▶ **What this task involves**
Write out every entry exactly as it appears.

▶ **Material provided**
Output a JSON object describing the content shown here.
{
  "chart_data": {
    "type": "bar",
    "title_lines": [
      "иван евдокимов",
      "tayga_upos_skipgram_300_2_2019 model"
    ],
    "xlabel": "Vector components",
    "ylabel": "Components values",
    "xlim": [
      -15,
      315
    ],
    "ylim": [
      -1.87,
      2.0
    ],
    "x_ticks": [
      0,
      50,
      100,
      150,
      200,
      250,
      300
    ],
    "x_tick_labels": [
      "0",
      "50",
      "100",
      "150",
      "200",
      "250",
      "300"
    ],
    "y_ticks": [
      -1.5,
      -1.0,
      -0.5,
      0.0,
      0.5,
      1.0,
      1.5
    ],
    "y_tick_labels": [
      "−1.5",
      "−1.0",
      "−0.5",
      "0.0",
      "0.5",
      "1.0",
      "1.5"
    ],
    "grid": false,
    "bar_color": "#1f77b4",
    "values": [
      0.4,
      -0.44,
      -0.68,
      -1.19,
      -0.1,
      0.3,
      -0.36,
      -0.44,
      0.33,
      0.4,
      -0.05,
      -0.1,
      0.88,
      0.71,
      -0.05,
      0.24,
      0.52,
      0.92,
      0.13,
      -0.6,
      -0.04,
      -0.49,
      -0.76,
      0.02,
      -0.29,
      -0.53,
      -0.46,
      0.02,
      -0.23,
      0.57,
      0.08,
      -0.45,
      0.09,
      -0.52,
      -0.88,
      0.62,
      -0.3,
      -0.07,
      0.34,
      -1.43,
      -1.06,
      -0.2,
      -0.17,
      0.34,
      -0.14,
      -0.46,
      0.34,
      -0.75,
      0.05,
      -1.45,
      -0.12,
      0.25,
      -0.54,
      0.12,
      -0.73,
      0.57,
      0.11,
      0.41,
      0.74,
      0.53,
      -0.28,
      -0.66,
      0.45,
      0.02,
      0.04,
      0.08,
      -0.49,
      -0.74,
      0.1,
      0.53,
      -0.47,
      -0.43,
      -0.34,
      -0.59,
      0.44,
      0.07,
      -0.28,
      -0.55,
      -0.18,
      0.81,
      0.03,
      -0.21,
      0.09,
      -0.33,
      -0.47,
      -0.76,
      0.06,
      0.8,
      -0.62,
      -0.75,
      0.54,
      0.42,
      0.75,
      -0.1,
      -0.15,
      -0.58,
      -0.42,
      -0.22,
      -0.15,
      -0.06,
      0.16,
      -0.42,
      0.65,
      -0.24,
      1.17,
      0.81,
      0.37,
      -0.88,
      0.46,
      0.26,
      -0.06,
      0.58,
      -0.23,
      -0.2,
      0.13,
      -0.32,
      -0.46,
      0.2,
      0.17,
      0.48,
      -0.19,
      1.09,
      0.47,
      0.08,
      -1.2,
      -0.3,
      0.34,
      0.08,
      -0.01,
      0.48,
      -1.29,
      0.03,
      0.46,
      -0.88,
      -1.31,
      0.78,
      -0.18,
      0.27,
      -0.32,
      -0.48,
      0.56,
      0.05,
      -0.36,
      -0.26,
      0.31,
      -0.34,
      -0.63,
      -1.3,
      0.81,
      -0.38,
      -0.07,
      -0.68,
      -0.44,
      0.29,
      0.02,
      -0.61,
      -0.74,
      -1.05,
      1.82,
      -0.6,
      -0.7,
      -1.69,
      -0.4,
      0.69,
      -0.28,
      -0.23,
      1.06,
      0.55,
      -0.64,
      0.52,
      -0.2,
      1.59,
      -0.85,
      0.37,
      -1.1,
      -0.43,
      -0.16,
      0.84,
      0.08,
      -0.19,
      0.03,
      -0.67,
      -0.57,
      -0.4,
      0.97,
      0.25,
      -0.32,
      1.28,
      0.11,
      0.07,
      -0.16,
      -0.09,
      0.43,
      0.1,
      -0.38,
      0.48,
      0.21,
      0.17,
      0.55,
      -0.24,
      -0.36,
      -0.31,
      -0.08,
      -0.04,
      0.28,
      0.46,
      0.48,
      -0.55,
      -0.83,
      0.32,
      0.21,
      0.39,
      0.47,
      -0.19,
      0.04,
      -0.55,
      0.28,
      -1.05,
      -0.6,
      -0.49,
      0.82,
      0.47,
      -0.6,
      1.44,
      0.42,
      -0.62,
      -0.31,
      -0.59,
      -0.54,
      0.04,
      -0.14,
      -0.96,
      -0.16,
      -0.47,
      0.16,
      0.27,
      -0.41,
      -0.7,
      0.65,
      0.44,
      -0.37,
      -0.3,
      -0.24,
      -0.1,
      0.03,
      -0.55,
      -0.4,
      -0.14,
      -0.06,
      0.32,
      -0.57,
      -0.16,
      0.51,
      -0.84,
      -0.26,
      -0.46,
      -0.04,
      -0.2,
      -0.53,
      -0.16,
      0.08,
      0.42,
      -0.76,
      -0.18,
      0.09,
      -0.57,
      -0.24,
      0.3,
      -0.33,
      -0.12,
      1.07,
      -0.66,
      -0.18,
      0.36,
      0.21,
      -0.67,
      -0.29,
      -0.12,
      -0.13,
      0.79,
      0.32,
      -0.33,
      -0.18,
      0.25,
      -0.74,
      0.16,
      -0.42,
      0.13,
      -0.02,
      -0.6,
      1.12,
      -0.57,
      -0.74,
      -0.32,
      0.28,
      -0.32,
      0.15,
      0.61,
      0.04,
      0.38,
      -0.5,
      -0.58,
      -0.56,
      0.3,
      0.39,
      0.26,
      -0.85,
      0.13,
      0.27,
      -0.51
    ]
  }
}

▶ **Response to this task**
Output a JSON object describing the content shown here.
{
  "chart_data": {
    "type": "bar",
    "title_lines": [
      "иван евдокимов",
      "tayga_upos_skipgram_300_2_2019 model"
    ],
    "xlabel": "Vector components",
    "ylabel": "Components values",
    "xlim": [
      -15,
      315
    ],
    "ylim": [
      -1.87,
      2.0
    ],
    "x_ticks": [
      0,
      50,
      100,
      150,
      200,
      250,
      300
    ],
    "x_tick_labels": [
      "0",
      "50",
      "100",
      "150",
      "200",
      "250",
      "300"
    ],
    "y_ticks": [
      -1.5,
      -1.0,
      -0.5,
      0.0,
      0.5,
      1.0,
      1.5
    ],
    "y_tick_labels": [
      "−1.5",
      "−1.0",
      "−0.5",
      "0.0",
      "0.5",
      "1.0",
      "1.5"
    ],
    "grid": false,
    "bar_color": "#1f77b4",
    "values": [
      0.4,
      -0.44,
      -0.68,
      -1.19,
      -0.1,
      0.3,
      -0.36,
      -0.44,
      0.33,
      0.4,
      -0.05,
      -0.1,
      0.88,
      0.71,
      -0.05,
      0.24,
      0.52,
      0.92,
      0.13,
      -0.6,
      -0.04,
      -0.49,
      -0.76,
      0.02,
      -0.29,
      -0.53,
      -0.46,
      0.02,
      -0.23,
      0.57,
      0.08,
      -0.45,
      0.09,
      -0.52,
      -0.88,
      0.62,
      -0.3,
      -0.07,
      0.34,
      -1.43,
      -1.06,
      -0.2,
      -0.17,
      0.34,
      -0.14,
      -0.46,
      0.34,
      -0.75,
      0.05,
      -1.45,
      -0.12,
      0.25,
      -0.54,
      0.12,
      -0.73,
      0.57,
      0.11,
      0.41,
      0.74,
      0.53,
      -0.28,
      -0.66,
      0.45,
      0.02,
      0.04,
      0.08,
      -0.49,
      -0.74,
      0.1,
      0.53,
      -0.47,
      -0.43,
      -0.34,
      -0.59,
      0.44,
      0.07,
      -0.28,
      -0.55,
      -0.18,
      0.81,
      0.03,
      -0.21,
      0.09,
      -0.33,
      -0.47,
      -0.76,
      0.06,
      0.8,
      -0.62,
      -0.75,
      0.54,
      0.42,
      0.75,
      -0.1,
      -0.15,
      -0.58,
      -0.42,
      -0.22,
      -0.15,
      -0.06,
      0.16,
      -0.42,
      0.65,
      -0.24,
      1.17,
      0.81,
      0.37,
      -0.88,
      0.46,
      0.26,
      -0.06,
      0.58,
      -0.23,
      -0.2,
      0.13,
      -0.32,
      -0.46,
      0.2,
      0.17,
      0.48,
      -0.19,
      1.09,
      0.47,
      0.08,
      -1.2,
      -0.3,
      0.34,
      0.08,
      -0.01,
      0.48,
      -1.29,
      0.03,
      0.46,
      -0.88,
      -1.31,
      0.78,
      -0.18,
      0.27,
      -0.32,
      -0.48,
      0.56,
      0.05,
      -0.36,
      -0.26,
      0.31,
      -0.34,
      -0.63,
      -1.3,
      0.81,
      -0.38,
      -0.07,
      -0.68,
      -0.44,
      0.29,
      0.02,
      -0.61,
      -0.74,
      -1.05,
      1.82,
      -0.6,
      -0.7,
      -1.69,
      -0.4,
      0.69,
      -0.28,
      -0.23,
      1.06,
      0.55,
      -0.64,
      0.52,
      -0.2,
      1.59,
      -0.85,
      0.37,
      -1.1,
      -0.43,
      -0.16,
      0.84,
      0.08,
      -0.19,
      0.03,
      -0.67,
      -0.57,
      -0.4,
      0.97,
      0.25,
      -0.32,
      1.28,
      0.11,
      0.07,
      -0.16,
      -0.09,
      0.43,
      0.1,
      -0.38,
      0.48,
      0.21,
      0.17,
      0.55,
      -0.24,
      -0.36,
      -0.31,
      -0.08,
      -0.04,
      0.28,
      0.46,
      0.48,
      -0.55,
      -0.83,
      0.32,
      0.21,
      0.39,
      0.47,
      -0.19,
      0.04,
      -0.55,
      0.28,
      -1.05,
      -0.6,
      -0.49,
      0.82,
      0.47,
      -0.6,
      1.44,
      0.42,
      -0.62,
      -0.31,
      -0.59,
      -0.54,
      0.04,
      -0.14,
      -0.96,
      -0.16,
      -0.47,
      0.16,
      0.27,
      -0.41,
      -0.7,
      0.65,
      0.44,
      -0.37,
      -0.3,
      -0.24,
      -0.1,
      0.03,
      -0.55,
      -0.4,
      -0.14,
      -0.06,
      0.32,
      -0.57,
      -0.16,
      0.51,
      -0.84,
      -0.26,
      -0.46,
      -0.04,
      -0.2,
      -0.53,
      -0.16,
      0.08,
      0.42,
      -0.76,
      -0.18,
      0.09,
      -0.57,
      -0.24,
      0.3,
      -0.33,
      -0.12,
      1.07,
      -0.66,
      -0.18,
      0.36,
      0.21,
      -0.67,
      -0.29,
      -0.12,
      -0.13,
      0.79,
      0.32,
      -0.33,
      -0.18,
      0.25,
      -0.74,
      0.16,
      -0.42,
      0.13,
      -0.02,
      -0.6,
      1.12,
      -0.57,
      -0.74,
      -0.32,
      0.28,
      -0.32,
      0.15,
      0.61,
      0.04,
      0.38,
      -0.5,
      -0.58,
      -0.56,
      0.3,
      0.39,
      0.26,
      -0.85,
      0.13,
      0.27,
      -0.51
    ]
  }
}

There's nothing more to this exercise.